> [Exercise description] Look through the data below and report how many lines include "body". Only the number should be given.

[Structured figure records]

>>>>>

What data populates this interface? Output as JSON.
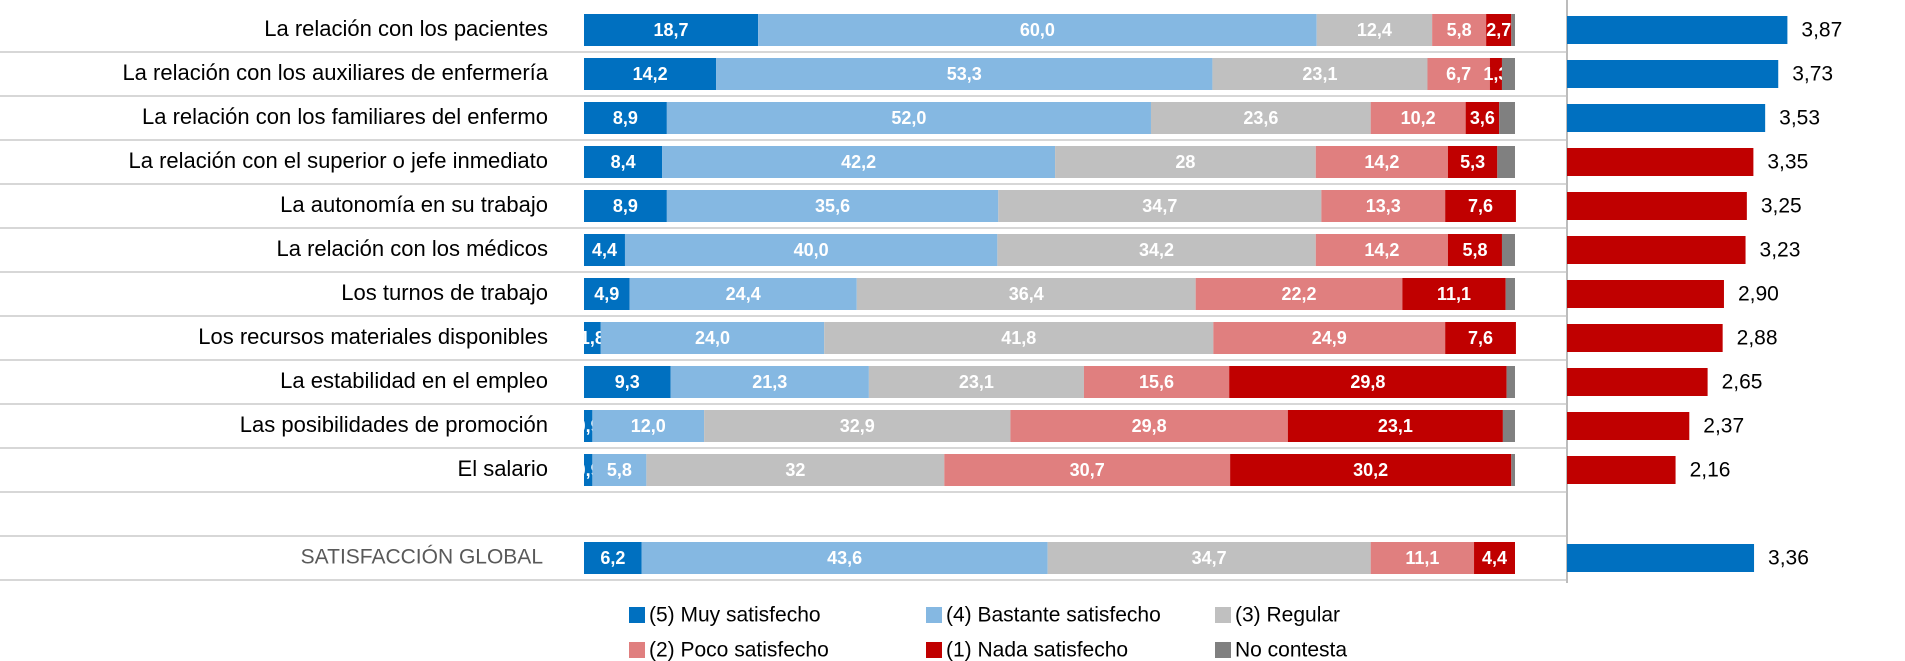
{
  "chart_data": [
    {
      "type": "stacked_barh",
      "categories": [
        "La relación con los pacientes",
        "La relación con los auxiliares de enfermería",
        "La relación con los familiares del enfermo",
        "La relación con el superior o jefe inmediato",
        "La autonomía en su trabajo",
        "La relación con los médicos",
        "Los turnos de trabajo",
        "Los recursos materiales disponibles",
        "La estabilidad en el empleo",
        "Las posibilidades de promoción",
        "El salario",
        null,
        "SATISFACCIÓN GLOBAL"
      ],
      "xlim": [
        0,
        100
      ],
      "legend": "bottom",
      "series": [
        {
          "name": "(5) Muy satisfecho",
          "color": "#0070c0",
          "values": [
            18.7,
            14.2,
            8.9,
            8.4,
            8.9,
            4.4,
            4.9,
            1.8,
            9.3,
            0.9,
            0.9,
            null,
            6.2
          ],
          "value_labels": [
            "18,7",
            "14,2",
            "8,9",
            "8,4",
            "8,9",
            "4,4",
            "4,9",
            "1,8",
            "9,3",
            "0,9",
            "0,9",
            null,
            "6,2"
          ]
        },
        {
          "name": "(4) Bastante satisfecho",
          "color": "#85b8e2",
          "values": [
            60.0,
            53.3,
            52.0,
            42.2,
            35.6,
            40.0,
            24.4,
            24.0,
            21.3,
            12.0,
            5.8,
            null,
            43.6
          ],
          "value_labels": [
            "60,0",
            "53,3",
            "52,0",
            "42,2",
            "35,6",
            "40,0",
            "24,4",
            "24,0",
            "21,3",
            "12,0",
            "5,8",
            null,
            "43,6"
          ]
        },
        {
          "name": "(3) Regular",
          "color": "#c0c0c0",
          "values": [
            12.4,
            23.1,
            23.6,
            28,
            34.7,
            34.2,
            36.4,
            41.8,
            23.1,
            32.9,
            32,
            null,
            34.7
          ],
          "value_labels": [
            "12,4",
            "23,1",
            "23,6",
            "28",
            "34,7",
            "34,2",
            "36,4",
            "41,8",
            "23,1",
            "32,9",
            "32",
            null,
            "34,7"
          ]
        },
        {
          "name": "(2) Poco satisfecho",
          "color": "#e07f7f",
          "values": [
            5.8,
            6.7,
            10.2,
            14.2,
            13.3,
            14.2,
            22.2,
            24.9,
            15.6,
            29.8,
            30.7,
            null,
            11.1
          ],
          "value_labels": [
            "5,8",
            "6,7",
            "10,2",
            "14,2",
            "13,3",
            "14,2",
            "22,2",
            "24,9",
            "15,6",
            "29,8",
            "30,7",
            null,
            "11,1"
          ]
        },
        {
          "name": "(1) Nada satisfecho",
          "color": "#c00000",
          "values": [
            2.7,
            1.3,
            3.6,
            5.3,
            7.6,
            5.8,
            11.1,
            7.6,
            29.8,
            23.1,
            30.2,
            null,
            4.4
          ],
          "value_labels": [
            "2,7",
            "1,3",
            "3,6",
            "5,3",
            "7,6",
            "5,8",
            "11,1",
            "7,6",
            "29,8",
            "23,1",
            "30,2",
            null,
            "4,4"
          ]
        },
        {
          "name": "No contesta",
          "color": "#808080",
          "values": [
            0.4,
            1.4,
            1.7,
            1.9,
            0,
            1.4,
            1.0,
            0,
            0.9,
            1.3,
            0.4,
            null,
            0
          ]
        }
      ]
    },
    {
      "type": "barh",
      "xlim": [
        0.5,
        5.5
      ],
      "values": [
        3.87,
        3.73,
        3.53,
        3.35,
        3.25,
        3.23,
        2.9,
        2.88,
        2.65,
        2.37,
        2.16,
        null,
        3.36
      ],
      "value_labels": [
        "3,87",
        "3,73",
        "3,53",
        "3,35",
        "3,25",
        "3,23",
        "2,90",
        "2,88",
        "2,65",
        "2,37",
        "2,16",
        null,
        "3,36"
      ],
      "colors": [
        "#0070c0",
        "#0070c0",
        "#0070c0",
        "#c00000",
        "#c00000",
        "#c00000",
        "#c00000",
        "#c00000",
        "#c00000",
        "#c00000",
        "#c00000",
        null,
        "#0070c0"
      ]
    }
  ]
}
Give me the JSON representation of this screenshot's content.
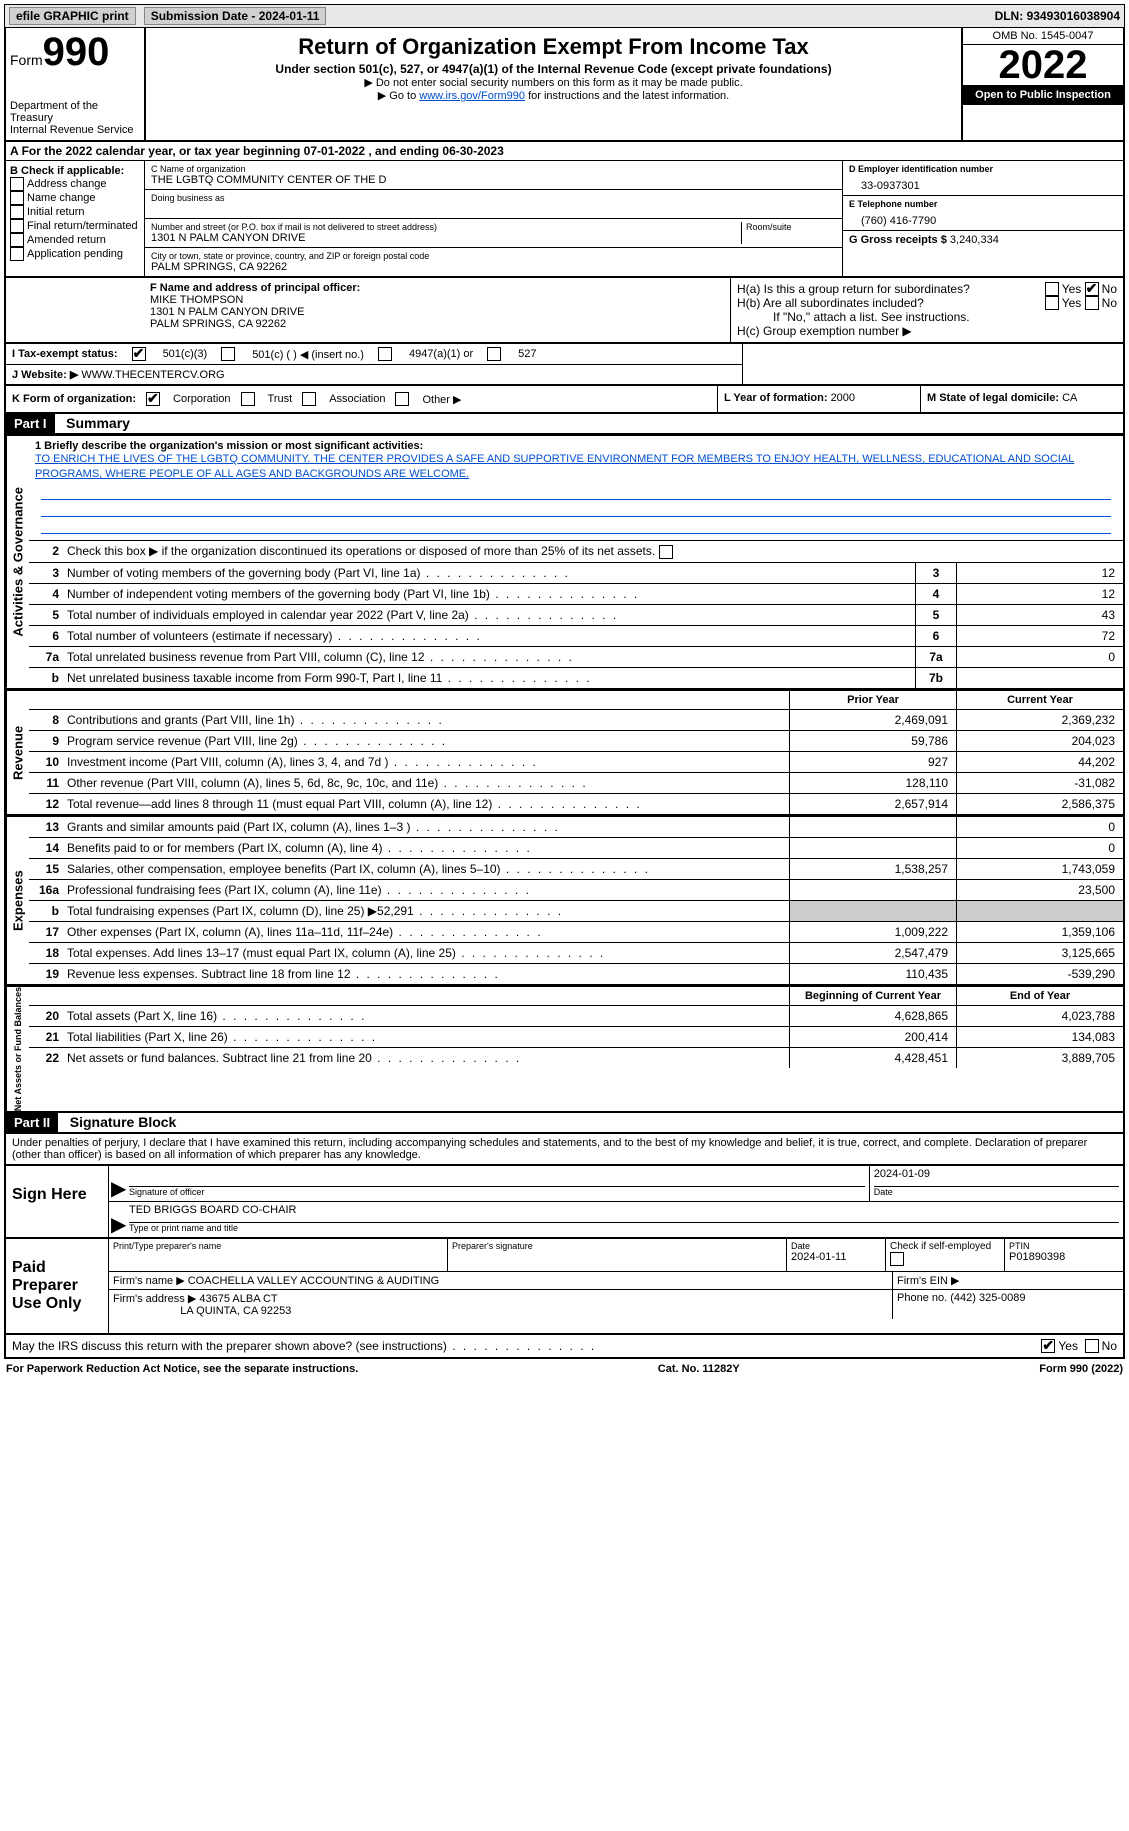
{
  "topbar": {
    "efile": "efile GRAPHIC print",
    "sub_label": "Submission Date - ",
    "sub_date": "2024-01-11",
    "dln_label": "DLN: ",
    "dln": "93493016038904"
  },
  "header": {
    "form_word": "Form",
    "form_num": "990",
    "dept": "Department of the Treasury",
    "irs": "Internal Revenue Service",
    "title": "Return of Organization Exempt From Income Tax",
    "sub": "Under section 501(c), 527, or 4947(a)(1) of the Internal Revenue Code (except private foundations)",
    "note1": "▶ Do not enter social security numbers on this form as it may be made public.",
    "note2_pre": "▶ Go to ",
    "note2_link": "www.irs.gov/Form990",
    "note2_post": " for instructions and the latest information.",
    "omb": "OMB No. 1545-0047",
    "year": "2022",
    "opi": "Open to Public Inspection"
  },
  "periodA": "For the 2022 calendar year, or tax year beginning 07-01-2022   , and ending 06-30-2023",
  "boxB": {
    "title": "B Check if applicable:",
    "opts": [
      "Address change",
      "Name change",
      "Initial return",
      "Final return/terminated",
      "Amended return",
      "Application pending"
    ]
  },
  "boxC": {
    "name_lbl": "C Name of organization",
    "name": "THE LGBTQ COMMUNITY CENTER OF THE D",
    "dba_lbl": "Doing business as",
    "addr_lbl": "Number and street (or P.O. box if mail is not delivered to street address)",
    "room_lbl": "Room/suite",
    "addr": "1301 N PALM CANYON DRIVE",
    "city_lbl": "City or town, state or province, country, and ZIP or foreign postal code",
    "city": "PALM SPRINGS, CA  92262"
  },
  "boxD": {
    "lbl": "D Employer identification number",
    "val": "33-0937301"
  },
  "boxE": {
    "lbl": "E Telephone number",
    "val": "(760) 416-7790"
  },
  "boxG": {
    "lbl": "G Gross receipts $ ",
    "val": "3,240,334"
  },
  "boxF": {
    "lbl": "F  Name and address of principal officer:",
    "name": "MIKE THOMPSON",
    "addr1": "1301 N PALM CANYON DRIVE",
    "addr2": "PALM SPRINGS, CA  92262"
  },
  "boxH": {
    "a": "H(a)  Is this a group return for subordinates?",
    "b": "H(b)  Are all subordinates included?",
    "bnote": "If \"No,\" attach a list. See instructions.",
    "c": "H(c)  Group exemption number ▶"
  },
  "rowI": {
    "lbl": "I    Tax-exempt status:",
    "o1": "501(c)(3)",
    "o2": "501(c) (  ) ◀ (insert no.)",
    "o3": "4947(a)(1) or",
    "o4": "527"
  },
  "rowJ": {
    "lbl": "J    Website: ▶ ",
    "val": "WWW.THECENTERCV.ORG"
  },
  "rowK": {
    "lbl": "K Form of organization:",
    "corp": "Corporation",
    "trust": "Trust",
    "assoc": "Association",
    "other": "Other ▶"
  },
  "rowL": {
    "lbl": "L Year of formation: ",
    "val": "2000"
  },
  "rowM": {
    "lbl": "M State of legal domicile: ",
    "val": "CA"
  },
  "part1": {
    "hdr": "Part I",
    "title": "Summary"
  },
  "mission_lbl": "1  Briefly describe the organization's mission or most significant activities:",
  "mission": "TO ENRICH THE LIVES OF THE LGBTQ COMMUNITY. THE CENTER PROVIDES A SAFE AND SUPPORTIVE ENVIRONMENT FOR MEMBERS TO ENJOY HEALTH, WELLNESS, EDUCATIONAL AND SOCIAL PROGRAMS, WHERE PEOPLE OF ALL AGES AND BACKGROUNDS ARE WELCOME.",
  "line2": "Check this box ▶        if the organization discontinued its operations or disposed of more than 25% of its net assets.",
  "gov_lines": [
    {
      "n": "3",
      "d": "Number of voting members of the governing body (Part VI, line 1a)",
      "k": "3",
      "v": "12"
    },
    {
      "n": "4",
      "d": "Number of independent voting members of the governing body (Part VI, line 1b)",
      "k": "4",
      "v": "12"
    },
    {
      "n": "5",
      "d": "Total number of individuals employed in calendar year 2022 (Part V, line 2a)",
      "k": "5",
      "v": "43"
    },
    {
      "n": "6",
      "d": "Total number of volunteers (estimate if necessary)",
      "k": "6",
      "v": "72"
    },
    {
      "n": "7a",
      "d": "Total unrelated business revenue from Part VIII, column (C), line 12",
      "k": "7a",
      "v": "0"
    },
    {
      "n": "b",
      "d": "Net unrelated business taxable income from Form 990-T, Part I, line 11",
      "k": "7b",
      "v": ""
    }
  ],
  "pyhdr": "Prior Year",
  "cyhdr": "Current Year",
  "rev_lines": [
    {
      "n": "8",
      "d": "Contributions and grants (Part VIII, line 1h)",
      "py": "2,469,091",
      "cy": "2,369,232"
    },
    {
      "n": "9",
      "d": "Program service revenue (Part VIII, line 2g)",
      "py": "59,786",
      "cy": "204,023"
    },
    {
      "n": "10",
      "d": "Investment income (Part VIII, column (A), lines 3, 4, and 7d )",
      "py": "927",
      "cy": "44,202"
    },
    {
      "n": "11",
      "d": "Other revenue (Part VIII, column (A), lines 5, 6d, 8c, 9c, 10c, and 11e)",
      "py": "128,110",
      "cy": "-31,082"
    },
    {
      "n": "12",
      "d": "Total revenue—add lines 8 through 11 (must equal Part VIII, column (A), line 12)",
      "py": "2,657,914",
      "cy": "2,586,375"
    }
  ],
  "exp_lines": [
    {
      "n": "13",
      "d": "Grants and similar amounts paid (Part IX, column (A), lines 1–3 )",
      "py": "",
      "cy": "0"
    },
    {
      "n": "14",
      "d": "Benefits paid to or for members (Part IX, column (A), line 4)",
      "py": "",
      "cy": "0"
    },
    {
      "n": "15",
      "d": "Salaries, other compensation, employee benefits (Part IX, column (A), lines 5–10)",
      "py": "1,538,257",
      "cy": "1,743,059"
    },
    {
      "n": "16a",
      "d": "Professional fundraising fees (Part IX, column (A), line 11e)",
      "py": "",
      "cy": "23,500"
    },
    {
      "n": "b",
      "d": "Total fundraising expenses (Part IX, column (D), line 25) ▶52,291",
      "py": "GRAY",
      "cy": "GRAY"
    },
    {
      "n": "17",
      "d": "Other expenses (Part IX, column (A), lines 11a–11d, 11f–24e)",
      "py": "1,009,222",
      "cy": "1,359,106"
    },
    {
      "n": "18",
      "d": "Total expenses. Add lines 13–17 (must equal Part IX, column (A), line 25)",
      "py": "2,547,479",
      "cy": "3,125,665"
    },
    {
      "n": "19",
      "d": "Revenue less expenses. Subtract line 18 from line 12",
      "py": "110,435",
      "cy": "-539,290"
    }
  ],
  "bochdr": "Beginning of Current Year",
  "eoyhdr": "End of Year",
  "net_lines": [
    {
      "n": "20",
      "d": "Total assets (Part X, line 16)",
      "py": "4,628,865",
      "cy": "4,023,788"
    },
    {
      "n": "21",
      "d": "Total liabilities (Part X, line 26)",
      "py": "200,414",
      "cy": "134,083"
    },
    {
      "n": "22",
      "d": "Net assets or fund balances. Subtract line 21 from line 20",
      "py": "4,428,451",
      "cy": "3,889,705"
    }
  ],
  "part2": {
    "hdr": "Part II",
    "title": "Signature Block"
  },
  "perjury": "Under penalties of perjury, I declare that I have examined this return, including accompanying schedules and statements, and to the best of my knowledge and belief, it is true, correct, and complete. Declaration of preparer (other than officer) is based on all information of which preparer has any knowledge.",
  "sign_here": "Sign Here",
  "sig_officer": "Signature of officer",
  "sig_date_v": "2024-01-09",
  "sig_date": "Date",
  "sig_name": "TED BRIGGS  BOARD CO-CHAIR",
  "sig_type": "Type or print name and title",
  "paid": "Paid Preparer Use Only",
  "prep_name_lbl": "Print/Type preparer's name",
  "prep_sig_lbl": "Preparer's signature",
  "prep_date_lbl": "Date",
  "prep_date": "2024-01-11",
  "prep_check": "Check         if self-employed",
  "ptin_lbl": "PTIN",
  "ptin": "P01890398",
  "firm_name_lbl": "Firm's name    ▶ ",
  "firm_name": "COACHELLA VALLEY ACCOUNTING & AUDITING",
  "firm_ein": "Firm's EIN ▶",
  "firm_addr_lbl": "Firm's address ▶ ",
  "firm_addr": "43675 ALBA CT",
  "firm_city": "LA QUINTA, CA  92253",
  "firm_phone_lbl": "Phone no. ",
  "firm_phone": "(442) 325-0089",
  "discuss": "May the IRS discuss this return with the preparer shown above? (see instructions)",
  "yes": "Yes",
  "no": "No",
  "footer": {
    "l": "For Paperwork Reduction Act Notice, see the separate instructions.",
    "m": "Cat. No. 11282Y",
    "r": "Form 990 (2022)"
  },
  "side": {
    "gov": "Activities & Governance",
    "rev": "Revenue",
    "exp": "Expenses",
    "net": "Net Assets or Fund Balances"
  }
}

<<<<<

> [Task response] 2